**Work order**
From the entries that follow, copy each line containing the word "Tumours".

(Transcribed document page entries)

-------------------------

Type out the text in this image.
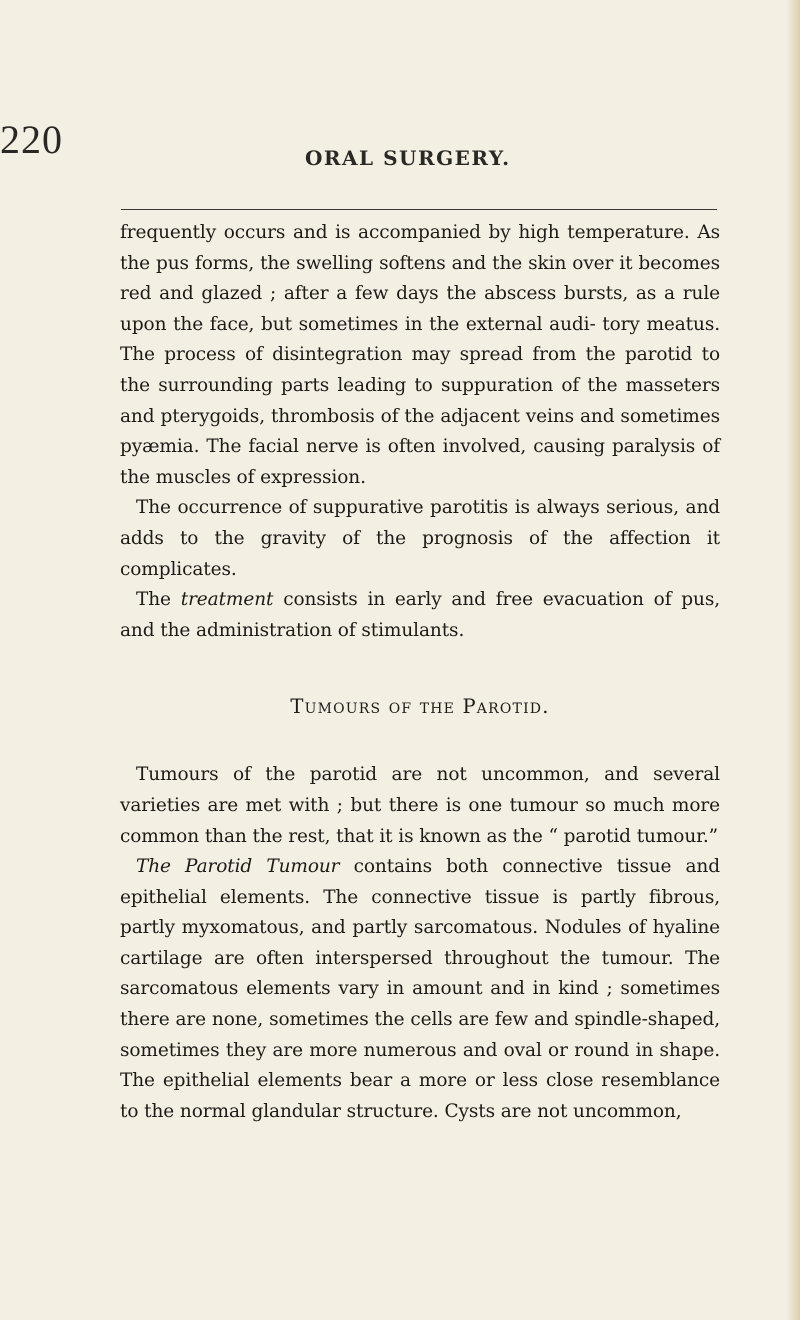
220	ORAL SURGERY.

frequently occurs and is accompanied by high temperature. As the pus forms, the swelling softens and the skin over it becomes red and glazed ; after a few days the abscess bursts, as a rule upon the face, but sometimes in the external audi- tory meatus. The process of disintegration may spread from the parotid to the surrounding parts leading to suppuration of the masseters and pterygoids, thrombosis of the adjacent veins and sometimes pyæmia. The facial nerve is often involved, causing paralysis of the muscles of expression.

The occurrence of suppurative parotitis is always serious, and adds to the gravity of the prognosis of the affection it complicates.

The treatment consists in early and free evacuation of pus, and the administration of stimulants.

Tumours of the Parotid.

Tumours of the parotid are not uncommon, and several varieties are met with ; but there is one tumour so much more common than the rest, that it is known as the “ parotid tumour.”

The Parotid Tumour contains both connective tissue and epithelial elements. The connective tissue is partly fibrous, partly myxomatous, and partly sarcomatous. Nodules of hyaline cartilage are often interspersed throughout the tumour. The sarcomatous elements vary in amount and in kind ; sometimes there are none, sometimes the cells are few and spindle-shaped, sometimes they are more numerous and oval or round in shape. The epithelial elements bear a more or less close resemblance to the normal glandular structure. Cysts are not uncommon,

-------------------------

**Exercise output**
Tumours of the Parotid.
Tumours of the parotid are not uncommon, and several varieties are met with ; but there is one tumour so much more common than the rest, that it is known as the “ parotid tumour.”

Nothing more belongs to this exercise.